··· Dataset extract ···

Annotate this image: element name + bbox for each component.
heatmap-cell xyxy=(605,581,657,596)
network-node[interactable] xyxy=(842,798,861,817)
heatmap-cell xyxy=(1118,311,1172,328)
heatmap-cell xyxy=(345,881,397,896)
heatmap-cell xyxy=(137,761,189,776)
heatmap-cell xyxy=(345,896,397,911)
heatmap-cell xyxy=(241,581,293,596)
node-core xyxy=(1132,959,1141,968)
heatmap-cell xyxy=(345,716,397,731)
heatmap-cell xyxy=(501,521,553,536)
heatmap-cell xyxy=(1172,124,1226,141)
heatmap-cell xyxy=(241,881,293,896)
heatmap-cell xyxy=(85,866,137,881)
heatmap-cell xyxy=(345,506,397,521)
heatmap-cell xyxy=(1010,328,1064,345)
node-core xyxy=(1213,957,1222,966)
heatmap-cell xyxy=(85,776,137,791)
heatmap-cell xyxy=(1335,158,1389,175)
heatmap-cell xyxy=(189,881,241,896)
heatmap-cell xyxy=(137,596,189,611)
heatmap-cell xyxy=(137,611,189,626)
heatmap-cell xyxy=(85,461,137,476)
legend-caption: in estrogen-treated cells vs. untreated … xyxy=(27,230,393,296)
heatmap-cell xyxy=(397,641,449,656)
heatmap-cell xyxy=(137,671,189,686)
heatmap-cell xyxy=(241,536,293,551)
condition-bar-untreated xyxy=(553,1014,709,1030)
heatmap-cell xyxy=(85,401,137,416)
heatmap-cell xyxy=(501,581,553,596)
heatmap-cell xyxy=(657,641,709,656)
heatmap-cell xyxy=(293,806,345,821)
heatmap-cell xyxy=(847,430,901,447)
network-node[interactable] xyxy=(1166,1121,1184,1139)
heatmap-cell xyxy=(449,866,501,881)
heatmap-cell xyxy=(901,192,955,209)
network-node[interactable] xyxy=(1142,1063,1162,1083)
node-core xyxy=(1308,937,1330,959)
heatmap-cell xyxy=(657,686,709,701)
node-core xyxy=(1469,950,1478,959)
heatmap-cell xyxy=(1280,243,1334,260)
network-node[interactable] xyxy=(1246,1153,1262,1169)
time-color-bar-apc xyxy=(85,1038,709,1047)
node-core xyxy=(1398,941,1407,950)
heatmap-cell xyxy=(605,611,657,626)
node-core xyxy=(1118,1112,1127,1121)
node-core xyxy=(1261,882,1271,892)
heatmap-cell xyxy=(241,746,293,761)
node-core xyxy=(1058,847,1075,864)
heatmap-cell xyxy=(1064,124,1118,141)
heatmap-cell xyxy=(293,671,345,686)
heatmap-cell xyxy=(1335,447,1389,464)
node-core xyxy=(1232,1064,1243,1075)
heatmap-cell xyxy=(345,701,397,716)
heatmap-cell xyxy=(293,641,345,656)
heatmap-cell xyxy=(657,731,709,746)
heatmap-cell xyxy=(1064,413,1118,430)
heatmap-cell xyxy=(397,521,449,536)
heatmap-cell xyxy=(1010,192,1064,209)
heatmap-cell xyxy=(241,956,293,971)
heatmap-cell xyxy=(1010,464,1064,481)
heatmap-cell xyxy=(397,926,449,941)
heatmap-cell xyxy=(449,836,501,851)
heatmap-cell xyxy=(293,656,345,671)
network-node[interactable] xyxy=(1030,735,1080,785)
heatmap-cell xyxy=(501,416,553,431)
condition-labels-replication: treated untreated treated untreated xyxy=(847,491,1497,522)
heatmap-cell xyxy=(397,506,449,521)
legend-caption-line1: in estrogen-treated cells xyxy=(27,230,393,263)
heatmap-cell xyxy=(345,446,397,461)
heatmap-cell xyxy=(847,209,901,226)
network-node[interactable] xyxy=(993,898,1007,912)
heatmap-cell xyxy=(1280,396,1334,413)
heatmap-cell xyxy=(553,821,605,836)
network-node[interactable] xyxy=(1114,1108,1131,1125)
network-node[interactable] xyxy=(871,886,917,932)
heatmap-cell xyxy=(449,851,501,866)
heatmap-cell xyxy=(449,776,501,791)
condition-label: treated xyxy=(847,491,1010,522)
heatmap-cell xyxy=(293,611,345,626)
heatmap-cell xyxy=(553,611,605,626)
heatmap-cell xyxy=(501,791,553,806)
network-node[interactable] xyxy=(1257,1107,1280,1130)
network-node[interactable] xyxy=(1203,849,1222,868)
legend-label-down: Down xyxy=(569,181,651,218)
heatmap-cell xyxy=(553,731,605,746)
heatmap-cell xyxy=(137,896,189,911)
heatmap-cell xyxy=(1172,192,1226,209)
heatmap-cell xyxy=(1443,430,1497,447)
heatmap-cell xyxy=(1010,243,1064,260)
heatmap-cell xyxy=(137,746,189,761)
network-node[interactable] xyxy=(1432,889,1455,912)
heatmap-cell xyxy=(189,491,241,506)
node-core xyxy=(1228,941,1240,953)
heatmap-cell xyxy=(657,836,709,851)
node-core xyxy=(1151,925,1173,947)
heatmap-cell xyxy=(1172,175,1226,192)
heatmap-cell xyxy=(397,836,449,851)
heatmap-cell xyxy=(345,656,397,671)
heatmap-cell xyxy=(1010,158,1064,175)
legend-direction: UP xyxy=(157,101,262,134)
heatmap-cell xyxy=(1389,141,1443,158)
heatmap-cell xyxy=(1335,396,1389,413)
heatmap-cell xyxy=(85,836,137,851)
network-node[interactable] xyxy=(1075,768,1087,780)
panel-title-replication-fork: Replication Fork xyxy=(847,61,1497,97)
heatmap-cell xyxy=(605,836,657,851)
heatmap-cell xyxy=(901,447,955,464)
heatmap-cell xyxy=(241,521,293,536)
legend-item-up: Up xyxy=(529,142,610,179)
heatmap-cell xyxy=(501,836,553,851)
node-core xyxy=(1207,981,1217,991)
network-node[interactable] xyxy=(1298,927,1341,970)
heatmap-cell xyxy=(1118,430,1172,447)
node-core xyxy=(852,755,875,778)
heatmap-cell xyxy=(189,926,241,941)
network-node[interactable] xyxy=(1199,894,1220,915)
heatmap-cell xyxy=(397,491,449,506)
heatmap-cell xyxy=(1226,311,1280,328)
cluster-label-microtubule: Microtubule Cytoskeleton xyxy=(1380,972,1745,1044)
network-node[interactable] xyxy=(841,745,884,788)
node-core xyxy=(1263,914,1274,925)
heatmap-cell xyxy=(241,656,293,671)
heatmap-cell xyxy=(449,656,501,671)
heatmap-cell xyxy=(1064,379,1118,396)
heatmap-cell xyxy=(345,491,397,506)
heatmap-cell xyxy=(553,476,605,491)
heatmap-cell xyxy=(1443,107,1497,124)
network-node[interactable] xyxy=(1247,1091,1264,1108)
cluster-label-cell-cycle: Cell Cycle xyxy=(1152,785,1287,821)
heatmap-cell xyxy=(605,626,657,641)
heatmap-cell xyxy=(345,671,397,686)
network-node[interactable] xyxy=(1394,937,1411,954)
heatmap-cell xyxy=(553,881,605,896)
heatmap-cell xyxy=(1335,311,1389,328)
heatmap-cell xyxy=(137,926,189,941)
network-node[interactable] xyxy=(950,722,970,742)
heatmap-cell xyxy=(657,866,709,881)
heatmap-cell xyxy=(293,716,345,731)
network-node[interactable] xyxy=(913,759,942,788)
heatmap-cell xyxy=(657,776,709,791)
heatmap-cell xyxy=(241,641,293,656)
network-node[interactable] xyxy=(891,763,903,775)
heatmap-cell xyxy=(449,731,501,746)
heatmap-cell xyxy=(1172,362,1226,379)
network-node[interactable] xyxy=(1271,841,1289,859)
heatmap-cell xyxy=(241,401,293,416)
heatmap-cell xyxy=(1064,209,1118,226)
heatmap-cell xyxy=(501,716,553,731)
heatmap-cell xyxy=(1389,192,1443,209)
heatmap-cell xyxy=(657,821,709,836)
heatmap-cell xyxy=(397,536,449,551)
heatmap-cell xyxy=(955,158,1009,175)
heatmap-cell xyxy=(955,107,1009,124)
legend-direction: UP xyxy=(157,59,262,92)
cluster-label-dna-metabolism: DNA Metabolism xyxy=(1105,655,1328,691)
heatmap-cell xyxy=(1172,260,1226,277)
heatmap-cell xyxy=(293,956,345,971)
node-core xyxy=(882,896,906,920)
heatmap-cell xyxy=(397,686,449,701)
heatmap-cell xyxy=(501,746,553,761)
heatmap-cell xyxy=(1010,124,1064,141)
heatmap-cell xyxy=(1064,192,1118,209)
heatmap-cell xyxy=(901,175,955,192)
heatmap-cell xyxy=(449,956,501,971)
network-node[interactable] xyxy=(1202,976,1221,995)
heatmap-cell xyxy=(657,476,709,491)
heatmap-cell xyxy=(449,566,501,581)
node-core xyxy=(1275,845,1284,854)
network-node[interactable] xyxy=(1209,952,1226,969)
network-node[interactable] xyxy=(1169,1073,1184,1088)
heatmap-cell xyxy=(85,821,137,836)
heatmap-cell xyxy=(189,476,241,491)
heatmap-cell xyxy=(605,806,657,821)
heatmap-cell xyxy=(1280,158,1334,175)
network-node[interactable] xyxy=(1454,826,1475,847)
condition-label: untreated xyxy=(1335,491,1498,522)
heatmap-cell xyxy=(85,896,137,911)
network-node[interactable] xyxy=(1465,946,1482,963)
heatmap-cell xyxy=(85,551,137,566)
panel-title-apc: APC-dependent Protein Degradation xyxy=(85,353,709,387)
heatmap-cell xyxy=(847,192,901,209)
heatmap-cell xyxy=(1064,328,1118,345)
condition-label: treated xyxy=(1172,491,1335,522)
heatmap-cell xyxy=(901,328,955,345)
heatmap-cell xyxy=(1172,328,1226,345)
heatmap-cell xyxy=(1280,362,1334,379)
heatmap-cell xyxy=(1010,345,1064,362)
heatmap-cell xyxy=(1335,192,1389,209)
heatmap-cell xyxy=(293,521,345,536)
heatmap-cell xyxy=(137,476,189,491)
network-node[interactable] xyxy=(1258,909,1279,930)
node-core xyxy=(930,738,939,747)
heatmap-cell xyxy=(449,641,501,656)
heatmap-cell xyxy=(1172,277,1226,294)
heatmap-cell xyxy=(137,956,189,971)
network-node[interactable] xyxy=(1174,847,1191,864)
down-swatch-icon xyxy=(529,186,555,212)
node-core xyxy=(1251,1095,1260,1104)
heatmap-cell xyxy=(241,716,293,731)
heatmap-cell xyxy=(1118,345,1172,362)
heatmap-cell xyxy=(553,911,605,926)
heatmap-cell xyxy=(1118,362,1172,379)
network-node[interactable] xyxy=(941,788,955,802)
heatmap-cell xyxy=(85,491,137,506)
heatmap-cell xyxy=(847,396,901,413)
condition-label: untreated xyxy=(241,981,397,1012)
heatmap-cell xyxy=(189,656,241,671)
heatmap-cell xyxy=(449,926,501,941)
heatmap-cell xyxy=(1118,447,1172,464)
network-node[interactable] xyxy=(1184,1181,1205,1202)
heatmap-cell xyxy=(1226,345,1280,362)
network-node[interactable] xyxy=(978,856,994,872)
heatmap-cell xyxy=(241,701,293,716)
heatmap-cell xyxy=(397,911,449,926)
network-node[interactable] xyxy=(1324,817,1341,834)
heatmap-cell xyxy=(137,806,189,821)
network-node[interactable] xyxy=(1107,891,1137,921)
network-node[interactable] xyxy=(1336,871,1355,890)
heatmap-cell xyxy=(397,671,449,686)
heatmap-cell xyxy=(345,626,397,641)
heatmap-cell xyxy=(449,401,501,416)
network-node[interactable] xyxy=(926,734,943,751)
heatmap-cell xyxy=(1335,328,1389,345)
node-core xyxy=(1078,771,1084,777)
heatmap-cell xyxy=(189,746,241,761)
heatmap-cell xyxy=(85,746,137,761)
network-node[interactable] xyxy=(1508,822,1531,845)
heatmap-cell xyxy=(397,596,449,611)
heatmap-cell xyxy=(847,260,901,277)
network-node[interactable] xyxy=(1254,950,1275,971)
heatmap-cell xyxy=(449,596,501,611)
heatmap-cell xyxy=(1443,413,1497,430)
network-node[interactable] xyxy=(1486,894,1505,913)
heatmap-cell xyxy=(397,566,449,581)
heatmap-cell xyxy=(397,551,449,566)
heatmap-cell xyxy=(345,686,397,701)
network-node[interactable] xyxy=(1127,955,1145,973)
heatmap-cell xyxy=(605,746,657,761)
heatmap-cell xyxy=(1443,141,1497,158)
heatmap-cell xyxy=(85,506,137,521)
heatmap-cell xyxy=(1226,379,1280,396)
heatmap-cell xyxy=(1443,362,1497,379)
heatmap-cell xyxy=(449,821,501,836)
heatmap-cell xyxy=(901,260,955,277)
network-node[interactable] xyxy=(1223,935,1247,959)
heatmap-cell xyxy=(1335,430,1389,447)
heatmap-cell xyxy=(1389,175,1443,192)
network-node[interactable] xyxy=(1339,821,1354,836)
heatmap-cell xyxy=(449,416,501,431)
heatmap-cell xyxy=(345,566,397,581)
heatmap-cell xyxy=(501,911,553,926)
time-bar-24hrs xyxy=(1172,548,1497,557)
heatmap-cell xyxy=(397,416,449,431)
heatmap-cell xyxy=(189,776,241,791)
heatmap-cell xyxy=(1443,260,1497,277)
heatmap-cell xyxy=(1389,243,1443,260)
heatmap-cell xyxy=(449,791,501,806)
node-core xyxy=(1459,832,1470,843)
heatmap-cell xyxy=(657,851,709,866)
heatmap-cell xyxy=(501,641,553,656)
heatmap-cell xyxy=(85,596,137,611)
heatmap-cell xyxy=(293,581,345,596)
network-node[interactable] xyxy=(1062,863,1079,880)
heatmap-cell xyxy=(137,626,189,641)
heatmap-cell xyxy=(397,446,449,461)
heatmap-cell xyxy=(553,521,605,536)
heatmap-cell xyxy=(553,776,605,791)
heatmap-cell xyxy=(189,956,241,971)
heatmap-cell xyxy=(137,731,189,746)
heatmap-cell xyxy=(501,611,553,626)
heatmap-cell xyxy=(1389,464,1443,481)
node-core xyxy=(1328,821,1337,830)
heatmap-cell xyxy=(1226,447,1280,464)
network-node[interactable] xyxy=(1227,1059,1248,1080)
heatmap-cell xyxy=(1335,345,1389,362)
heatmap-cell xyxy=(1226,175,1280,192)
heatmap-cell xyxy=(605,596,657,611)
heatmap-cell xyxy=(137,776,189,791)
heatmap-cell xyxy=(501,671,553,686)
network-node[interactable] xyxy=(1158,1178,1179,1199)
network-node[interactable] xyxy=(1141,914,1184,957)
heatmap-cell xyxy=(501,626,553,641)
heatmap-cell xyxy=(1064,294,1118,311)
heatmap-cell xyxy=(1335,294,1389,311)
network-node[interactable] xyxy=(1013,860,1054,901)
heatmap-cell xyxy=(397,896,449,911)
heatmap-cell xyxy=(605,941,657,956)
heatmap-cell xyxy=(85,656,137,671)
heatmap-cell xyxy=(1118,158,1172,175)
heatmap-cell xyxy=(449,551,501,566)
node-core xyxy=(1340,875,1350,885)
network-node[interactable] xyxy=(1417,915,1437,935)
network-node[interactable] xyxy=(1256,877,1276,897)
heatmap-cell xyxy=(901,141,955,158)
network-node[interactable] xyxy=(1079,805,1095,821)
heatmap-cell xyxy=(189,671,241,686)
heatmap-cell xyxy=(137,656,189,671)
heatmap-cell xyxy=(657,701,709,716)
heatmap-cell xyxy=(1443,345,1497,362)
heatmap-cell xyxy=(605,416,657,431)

···

Your goal. In the data above, how many lines contain the word "panel"? Only the number is wanted.

Output for this exercise. 2